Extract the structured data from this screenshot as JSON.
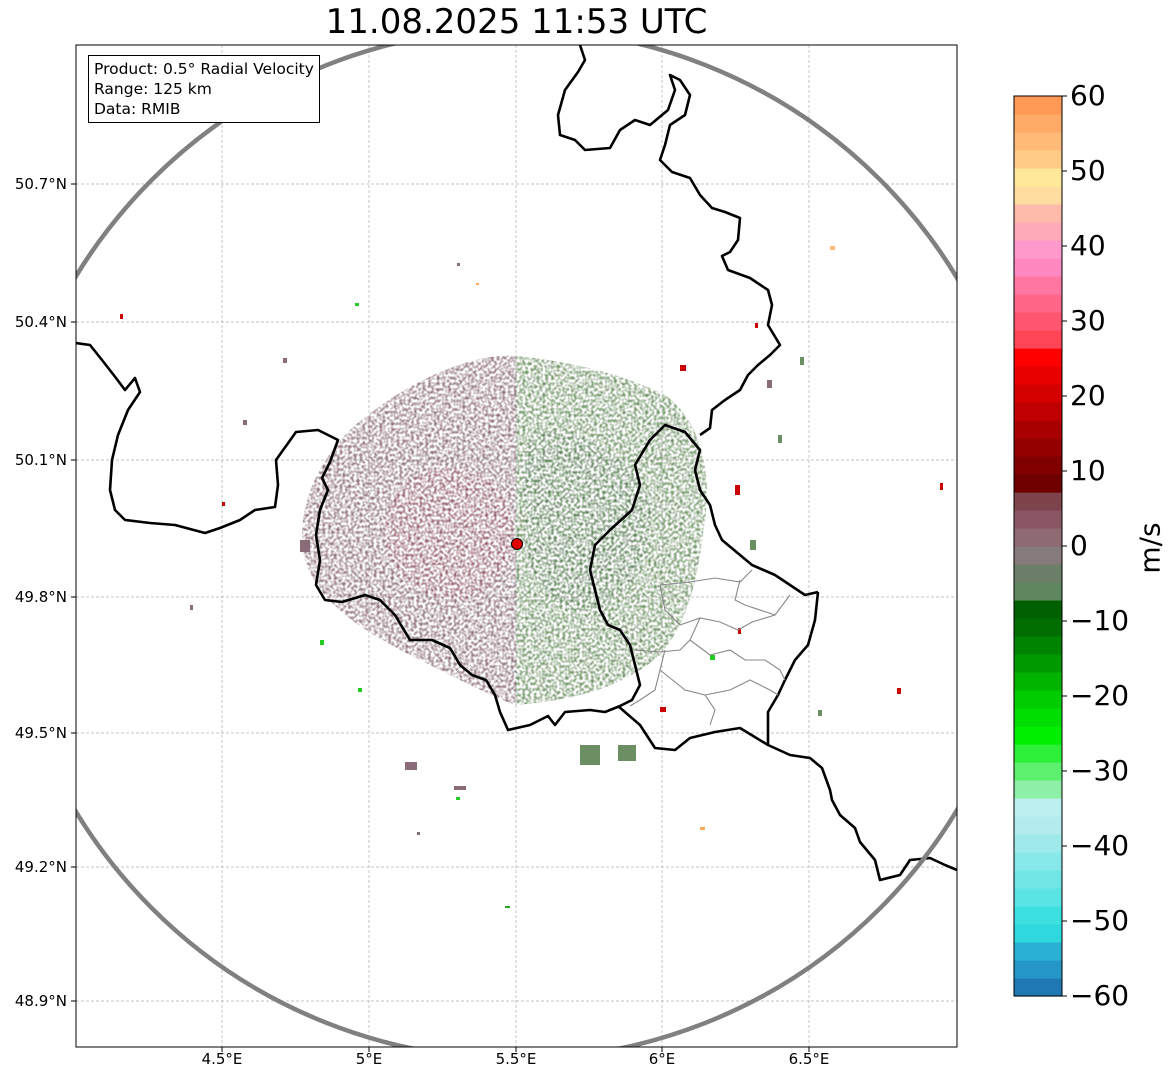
{
  "title": "11.08.2025 11:53 UTC",
  "info": {
    "product": "Product: 0.5° Radial Velocity",
    "range": "Range: 125 km",
    "source": "Data: RMIB"
  },
  "map": {
    "lat_ticks": [
      "50.7°N",
      "50.4°N",
      "50.1°N",
      "49.8°N",
      "49.5°N",
      "49.2°N",
      "48.9°N"
    ],
    "lon_ticks": [
      "4.5°E",
      "5°E",
      "5.5°E",
      "6°E",
      "6.5°E"
    ],
    "radar_site": {
      "lon": 5.5,
      "lat": 49.915
    },
    "range_km": 125
  },
  "colorbar": {
    "unit": "m/s",
    "ticks": [
      "60",
      "50",
      "40",
      "30",
      "20",
      "10",
      "0",
      "−10",
      "−20",
      "−30",
      "−40",
      "−50",
      "−60"
    ],
    "min": -60,
    "max": 60,
    "colors": [
      "#1f77b4",
      "#2596c8",
      "#29b0d3",
      "#2fd8dc",
      "#3de0e0",
      "#5ae4e4",
      "#70e6e6",
      "#86e8e8",
      "#9eeaea",
      "#b2ecec",
      "#bcefef",
      "#8ef0a8",
      "#5cf06e",
      "#2ef03a",
      "#00ee00",
      "#00dd00",
      "#00cc00",
      "#00b400",
      "#009a00",
      "#008400",
      "#006e00",
      "#006000",
      "#5e8760",
      "#6a7e68",
      "#867a7c",
      "#8e6b72",
      "#8a5664",
      "#7e444c",
      "#6e0000",
      "#800000",
      "#940000",
      "#a80000",
      "#c00000",
      "#d40000",
      "#e80000",
      "#ff0000",
      "#ff4455",
      "#ff5570",
      "#ff6688",
      "#ff77a0",
      "#ff88c0",
      "#ff99cc",
      "#ffaab8",
      "#ffbbaa",
      "#ffdda0",
      "#ffe898",
      "#ffcc88",
      "#ffbb77",
      "#ffaa66",
      "#ff9955"
    ]
  },
  "style": {
    "approach_color": "#6b8f62",
    "recede_color": "#8a6c78",
    "border_color": "#000000",
    "range_ring_color": "#808080",
    "site_marker_color": "#e00000"
  }
}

------

— EXERCISE DETAILS —
Output the entries above exactly. Drop the pictures.

— EXPECTED ANSWER —
Extract the structured data from this screenshot as JSON.
{
  "title": "11.08.2025 11:53 UTC",
  "info": {
    "product": "Product: 0.5° Radial Velocity",
    "range": "Range: 125 km",
    "source": "Data: RMIB"
  },
  "map": {
    "lat_ticks": [
      "50.7°N",
      "50.4°N",
      "50.1°N",
      "49.8°N",
      "49.5°N",
      "49.2°N",
      "48.9°N"
    ],
    "lon_ticks": [
      "4.5°E",
      "5°E",
      "5.5°E",
      "6°E",
      "6.5°E"
    ],
    "radar_site": {
      "lon": 5.5,
      "lat": 49.915
    },
    "range_km": 125
  },
  "colorbar": {
    "unit": "m/s",
    "ticks": [
      "60",
      "50",
      "40",
      "30",
      "20",
      "10",
      "0",
      "−10",
      "−20",
      "−30",
      "−40",
      "−50",
      "−60"
    ],
    "min": -60,
    "max": 60,
    "colors": [
      "#1f77b4",
      "#2596c8",
      "#29b0d3",
      "#2fd8dc",
      "#3de0e0",
      "#5ae4e4",
      "#70e6e6",
      "#86e8e8",
      "#9eeaea",
      "#b2ecec",
      "#bcefef",
      "#8ef0a8",
      "#5cf06e",
      "#2ef03a",
      "#00ee00",
      "#00dd00",
      "#00cc00",
      "#00b400",
      "#009a00",
      "#008400",
      "#006e00",
      "#006000",
      "#5e8760",
      "#6a7e68",
      "#867a7c",
      "#8e6b72",
      "#8a5664",
      "#7e444c",
      "#6e0000",
      "#800000",
      "#940000",
      "#a80000",
      "#c00000",
      "#d40000",
      "#e80000",
      "#ff0000",
      "#ff4455",
      "#ff5570",
      "#ff6688",
      "#ff77a0",
      "#ff88c0",
      "#ff99cc",
      "#ffaab8",
      "#ffbbaa",
      "#ffdda0",
      "#ffe898",
      "#ffcc88",
      "#ffbb77",
      "#ffaa66",
      "#ff9955"
    ]
  },
  "style": {
    "approach_color": "#6b8f62",
    "recede_color": "#8a6c78",
    "border_color": "#000000",
    "range_ring_color": "#808080",
    "site_marker_color": "#e00000"
  }
}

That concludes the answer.